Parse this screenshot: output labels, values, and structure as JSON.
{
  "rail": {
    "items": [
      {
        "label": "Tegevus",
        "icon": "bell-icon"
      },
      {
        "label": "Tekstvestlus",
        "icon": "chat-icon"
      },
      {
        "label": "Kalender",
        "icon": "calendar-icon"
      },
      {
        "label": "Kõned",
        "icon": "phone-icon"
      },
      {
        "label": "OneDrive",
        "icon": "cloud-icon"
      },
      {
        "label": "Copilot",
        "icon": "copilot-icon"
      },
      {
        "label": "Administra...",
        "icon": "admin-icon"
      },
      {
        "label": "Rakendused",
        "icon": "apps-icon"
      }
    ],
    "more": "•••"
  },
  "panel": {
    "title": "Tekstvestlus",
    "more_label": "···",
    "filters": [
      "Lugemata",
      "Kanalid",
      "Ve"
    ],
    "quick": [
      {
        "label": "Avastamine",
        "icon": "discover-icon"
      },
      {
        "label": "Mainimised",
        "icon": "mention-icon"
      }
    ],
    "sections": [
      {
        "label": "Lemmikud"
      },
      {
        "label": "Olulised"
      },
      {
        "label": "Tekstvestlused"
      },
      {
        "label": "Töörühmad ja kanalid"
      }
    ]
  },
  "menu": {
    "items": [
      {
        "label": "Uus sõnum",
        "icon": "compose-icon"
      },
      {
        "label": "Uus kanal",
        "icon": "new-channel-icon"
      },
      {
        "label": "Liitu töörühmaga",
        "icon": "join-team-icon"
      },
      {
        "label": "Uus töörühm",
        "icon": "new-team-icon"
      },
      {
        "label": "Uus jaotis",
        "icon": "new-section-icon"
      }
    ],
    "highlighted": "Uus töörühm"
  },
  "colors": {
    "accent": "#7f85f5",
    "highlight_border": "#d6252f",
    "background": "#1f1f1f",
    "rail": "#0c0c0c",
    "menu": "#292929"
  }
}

═══

> [WHAT TO DO]:
Write out the whole listing again. Match it word for word.

> [SOLVED EXERCISE]:
Parse this screenshot: output labels, values, and structure as JSON.
{
  "rail": {
    "items": [
      {
        "label": "Tegevus",
        "icon": "bell-icon"
      },
      {
        "label": "Tekstvestlus",
        "icon": "chat-icon"
      },
      {
        "label": "Kalender",
        "icon": "calendar-icon"
      },
      {
        "label": "Kõned",
        "icon": "phone-icon"
      },
      {
        "label": "OneDrive",
        "icon": "cloud-icon"
      },
      {
        "label": "Copilot",
        "icon": "copilot-icon"
      },
      {
        "label": "Administra...",
        "icon": "admin-icon"
      },
      {
        "label": "Rakendused",
        "icon": "apps-icon"
      }
    ],
    "more": "•••"
  },
  "panel": {
    "title": "Tekstvestlus",
    "more_label": "···",
    "filters": [
      "Lugemata",
      "Kanalid",
      "Ve"
    ],
    "quick": [
      {
        "label": "Avastamine",
        "icon": "discover-icon"
      },
      {
        "label": "Mainimised",
        "icon": "mention-icon"
      }
    ],
    "sections": [
      {
        "label": "Lemmikud"
      },
      {
        "label": "Olulised"
      },
      {
        "label": "Tekstvestlused"
      },
      {
        "label": "Töörühmad ja kanalid"
      }
    ]
  },
  "menu": {
    "items": [
      {
        "label": "Uus sõnum",
        "icon": "compose-icon"
      },
      {
        "label": "Uus kanal",
        "icon": "new-channel-icon"
      },
      {
        "label": "Liitu töörühmaga",
        "icon": "join-team-icon"
      },
      {
        "label": "Uus töörühm",
        "icon": "new-team-icon"
      },
      {
        "label": "Uus jaotis",
        "icon": "new-section-icon"
      }
    ],
    "highlighted": "Uus töörühm"
  },
  "colors": {
    "accent": "#7f85f5",
    "highlight_border": "#d6252f",
    "background": "#1f1f1f",
    "rail": "#0c0c0c",
    "menu": "#292929"
  }
}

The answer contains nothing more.